• [WHAT THE TASK REQUIRES]
Exactly reproduce each entry, leaving out nothing.
________________________________________
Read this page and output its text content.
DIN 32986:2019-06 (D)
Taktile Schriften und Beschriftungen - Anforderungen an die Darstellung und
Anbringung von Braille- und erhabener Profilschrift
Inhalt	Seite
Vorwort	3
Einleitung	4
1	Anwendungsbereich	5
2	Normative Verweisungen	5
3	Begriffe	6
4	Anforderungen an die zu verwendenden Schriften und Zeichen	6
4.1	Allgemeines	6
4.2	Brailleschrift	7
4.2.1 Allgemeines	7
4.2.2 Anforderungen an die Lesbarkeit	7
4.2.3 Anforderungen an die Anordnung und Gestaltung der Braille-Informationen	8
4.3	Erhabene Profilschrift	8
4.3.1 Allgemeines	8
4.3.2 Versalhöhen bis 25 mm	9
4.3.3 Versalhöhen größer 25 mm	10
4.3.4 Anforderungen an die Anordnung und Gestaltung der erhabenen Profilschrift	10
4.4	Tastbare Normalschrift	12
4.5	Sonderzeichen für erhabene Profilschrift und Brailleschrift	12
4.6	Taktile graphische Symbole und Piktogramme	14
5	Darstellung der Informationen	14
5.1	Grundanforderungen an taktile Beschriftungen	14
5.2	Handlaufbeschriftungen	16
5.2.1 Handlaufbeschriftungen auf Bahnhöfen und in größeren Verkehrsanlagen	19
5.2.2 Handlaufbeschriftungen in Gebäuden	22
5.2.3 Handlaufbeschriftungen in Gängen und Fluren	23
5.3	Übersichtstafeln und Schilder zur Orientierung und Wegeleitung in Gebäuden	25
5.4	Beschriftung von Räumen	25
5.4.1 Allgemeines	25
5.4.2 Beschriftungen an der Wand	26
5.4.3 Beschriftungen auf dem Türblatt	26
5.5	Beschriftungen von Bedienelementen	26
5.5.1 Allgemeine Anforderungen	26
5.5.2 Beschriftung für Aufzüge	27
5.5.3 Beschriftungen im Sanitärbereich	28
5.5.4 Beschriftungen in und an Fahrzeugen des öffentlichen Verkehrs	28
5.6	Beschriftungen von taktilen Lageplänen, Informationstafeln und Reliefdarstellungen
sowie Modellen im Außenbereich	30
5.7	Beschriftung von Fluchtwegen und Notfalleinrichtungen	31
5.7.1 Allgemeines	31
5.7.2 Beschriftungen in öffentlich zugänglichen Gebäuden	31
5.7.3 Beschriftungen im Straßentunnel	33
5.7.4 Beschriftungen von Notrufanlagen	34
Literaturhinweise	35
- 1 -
________________________________________
• [WRITTEN REPLY]
Read this page and output its text content.
DIN 32986:2019-06 (D)
Taktile Schriften und Beschriftungen - Anforderungen an die Darstellung und
Anbringung von Braille- und erhabener Profilschrift
Inhalt	Seite
Vorwort	3
Einleitung	4
1	Anwendungsbereich	5
2	Normative Verweisungen	5
3	Begriffe	6
4	Anforderungen an die zu verwendenden Schriften und Zeichen	6
4.1	Allgemeines	6
4.2	Brailleschrift	7
4.2.1 Allgemeines	7
4.2.2 Anforderungen an die Lesbarkeit	7
4.2.3 Anforderungen an die Anordnung und Gestaltung der Braille-Informationen	8
4.3	Erhabene Profilschrift	8
4.3.1 Allgemeines	8
4.3.2 Versalhöhen bis 25 mm	9
4.3.3 Versalhöhen größer 25 mm	10
4.3.4 Anforderungen an die Anordnung und Gestaltung der erhabenen Profilschrift	10
4.4	Tastbare Normalschrift	12
4.5	Sonderzeichen für erhabene Profilschrift und Brailleschrift	12
4.6	Taktile graphische Symbole und Piktogramme	14
5	Darstellung der Informationen	14
5.1	Grundanforderungen an taktile Beschriftungen	14
5.2	Handlaufbeschriftungen	16
5.2.1 Handlaufbeschriftungen auf Bahnhöfen und in größeren Verkehrsanlagen	19
5.2.2 Handlaufbeschriftungen in Gebäuden	22
5.2.3 Handlaufbeschriftungen in Gängen und Fluren	23
5.3	Übersichtstafeln und Schilder zur Orientierung und Wegeleitung in Gebäuden	25
5.4	Beschriftung von Räumen	25
5.4.1 Allgemeines	25
5.4.2 Beschriftungen an der Wand	26
5.4.3 Beschriftungen auf dem Türblatt	26
5.5	Beschriftungen von Bedienelementen	26
5.5.1 Allgemeine Anforderungen	26
5.5.2 Beschriftung für Aufzüge	27
5.5.3 Beschriftungen im Sanitärbereich	28
5.5.4 Beschriftungen in und an Fahrzeugen des öffentlichen Verkehrs	28
5.6	Beschriftungen von taktilen Lageplänen, Informationstafeln und Reliefdarstellungen
sowie Modellen im Außenbereich	30
5.7	Beschriftung von Fluchtwegen und Notfalleinrichtungen	31
5.7.1 Allgemeines	31
5.7.2 Beschriftungen in öffentlich zugänglichen Gebäuden	31
5.7.3 Beschriftungen im Straßentunnel	33
5.7.4 Beschriftungen von Notrufanlagen	34
Literaturhinweise	35
- 1 -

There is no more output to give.